* **PROBLEM DESCRIPTION**:
Pull out each line of the records holding the string "Энгельс".

--

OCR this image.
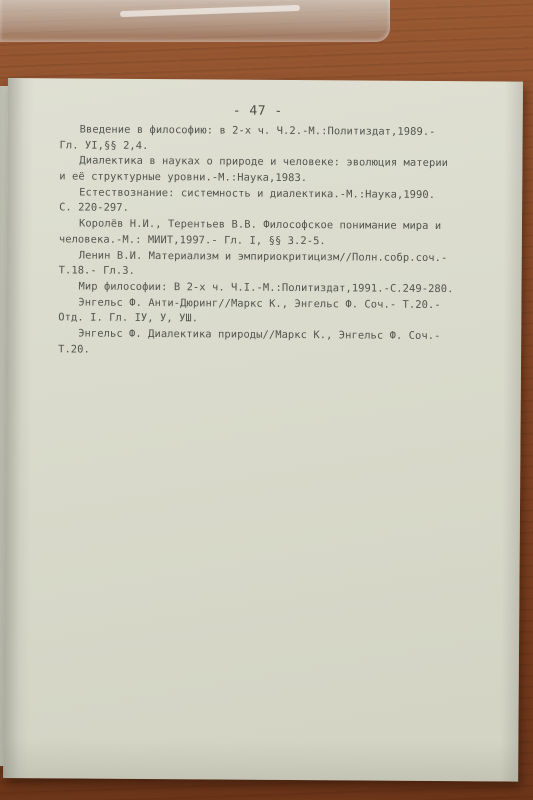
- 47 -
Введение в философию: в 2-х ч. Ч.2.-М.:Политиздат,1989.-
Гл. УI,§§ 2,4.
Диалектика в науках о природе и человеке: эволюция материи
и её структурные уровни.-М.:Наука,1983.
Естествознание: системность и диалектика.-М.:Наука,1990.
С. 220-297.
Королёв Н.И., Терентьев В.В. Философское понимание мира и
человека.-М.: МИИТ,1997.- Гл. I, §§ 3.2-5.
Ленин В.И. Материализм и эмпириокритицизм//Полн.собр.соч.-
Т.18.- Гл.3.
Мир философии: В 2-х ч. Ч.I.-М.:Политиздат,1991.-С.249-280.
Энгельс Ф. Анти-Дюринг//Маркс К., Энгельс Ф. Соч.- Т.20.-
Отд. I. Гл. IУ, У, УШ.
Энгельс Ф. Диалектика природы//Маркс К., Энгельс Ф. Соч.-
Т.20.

--

* **TASK SOLUTION**:
Энгельс Ф. Анти-Дюринг//Маркс К., Энгельс Ф. Соч.- Т.20.-
Энгельс Ф. Диалектика природы//Маркс К., Энгельс Ф. Соч.-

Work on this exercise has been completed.